Keep only the lines where "rehab" appears.

-- start --

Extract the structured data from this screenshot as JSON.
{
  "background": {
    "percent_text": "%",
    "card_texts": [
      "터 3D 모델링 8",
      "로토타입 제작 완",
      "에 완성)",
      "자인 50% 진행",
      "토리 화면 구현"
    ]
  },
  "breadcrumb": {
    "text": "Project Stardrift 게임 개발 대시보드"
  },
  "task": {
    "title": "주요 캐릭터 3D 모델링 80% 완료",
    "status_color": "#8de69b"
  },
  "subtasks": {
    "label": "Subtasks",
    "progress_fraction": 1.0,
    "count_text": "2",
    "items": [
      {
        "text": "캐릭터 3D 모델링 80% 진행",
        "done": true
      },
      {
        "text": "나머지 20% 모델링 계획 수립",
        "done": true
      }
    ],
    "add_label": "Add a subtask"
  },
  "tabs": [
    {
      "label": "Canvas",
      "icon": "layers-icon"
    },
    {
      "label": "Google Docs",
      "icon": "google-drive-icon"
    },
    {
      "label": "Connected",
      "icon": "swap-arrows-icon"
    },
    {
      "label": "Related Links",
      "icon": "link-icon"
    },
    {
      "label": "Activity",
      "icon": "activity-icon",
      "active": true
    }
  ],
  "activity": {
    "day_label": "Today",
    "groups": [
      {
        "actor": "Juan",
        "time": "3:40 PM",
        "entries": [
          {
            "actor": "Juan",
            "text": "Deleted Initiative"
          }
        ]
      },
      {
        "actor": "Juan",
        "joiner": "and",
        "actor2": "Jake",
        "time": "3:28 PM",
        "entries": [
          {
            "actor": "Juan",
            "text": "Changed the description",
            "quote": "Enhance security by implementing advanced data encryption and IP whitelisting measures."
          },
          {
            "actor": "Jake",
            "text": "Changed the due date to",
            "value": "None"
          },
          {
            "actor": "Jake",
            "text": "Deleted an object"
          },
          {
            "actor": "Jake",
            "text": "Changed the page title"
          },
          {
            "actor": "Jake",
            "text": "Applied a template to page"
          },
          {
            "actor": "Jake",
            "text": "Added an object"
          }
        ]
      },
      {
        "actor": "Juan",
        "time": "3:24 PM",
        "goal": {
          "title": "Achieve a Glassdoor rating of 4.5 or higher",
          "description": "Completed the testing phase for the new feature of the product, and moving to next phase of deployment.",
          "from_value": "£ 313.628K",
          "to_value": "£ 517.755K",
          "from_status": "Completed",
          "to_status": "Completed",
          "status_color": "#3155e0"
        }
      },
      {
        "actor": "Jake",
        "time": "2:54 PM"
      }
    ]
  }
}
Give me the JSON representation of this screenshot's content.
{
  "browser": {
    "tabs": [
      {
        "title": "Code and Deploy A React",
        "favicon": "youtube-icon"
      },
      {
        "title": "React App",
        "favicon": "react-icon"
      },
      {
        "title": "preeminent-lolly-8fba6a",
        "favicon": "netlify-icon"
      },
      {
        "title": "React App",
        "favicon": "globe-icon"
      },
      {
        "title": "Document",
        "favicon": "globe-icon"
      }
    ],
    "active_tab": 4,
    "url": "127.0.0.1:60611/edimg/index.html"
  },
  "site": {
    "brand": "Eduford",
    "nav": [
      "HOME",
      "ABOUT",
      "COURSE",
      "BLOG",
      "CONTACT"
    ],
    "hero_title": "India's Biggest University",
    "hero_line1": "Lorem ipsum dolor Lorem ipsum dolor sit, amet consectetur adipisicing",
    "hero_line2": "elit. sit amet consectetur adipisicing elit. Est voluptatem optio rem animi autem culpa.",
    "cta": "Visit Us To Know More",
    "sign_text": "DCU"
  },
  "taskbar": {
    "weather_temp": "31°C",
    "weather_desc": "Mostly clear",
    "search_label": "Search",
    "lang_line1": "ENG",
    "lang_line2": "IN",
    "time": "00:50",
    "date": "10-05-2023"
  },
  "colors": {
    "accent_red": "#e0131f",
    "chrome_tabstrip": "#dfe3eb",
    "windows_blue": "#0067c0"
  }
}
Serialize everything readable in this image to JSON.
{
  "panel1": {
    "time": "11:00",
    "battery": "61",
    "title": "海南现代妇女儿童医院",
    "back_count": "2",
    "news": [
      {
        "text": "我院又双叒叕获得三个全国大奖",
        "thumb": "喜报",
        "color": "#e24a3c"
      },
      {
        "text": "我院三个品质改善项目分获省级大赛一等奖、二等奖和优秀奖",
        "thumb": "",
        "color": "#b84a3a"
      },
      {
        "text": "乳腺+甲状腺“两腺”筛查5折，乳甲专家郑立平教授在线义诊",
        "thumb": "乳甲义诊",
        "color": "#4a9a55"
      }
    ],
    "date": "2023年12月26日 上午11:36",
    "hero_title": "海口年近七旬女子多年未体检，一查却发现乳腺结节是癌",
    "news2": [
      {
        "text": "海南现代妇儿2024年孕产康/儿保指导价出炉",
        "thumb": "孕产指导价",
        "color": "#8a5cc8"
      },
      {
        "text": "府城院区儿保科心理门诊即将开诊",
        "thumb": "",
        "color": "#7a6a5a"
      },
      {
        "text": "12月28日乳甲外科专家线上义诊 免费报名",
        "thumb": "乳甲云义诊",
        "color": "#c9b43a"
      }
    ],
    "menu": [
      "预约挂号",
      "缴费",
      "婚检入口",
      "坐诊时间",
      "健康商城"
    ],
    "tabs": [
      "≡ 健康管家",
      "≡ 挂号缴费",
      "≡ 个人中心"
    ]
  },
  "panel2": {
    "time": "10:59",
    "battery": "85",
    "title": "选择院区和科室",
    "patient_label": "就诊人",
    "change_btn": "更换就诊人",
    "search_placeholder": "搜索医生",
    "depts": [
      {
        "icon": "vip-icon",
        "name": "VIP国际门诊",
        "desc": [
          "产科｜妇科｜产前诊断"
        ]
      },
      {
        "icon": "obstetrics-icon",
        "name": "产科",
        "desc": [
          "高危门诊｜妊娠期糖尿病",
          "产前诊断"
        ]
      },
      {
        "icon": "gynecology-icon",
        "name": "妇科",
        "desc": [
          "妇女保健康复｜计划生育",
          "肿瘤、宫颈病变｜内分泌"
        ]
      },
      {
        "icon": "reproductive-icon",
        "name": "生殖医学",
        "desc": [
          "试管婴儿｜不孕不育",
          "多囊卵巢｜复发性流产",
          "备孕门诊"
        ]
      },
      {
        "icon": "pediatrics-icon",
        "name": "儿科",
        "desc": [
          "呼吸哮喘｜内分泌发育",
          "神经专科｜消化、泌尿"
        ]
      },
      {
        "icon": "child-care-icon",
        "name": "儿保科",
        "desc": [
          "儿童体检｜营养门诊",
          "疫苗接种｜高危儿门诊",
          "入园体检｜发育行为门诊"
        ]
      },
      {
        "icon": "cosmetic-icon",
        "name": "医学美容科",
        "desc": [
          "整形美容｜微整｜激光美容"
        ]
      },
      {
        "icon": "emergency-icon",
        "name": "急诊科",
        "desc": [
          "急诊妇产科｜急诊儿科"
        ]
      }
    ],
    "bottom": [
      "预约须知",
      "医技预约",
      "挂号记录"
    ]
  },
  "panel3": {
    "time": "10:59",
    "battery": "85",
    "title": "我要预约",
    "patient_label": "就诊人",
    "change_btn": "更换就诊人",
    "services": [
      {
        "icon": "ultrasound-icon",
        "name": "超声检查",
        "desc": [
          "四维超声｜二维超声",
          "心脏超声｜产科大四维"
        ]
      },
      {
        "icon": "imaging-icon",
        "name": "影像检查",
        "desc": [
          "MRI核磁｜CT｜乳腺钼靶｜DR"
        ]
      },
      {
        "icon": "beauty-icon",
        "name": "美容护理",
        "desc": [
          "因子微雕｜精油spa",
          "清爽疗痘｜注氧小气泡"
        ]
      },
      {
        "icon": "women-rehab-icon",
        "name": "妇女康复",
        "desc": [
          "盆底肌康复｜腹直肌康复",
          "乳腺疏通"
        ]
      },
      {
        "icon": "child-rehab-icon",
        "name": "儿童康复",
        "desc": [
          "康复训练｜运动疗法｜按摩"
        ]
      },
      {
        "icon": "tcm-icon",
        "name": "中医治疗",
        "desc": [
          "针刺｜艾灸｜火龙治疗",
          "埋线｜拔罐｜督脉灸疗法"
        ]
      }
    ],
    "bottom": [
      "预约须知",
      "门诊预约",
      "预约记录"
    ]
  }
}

-- end --

Finished answer =>
        "icon": "women-rehab-icon",
        "icon": "child-rehab-icon",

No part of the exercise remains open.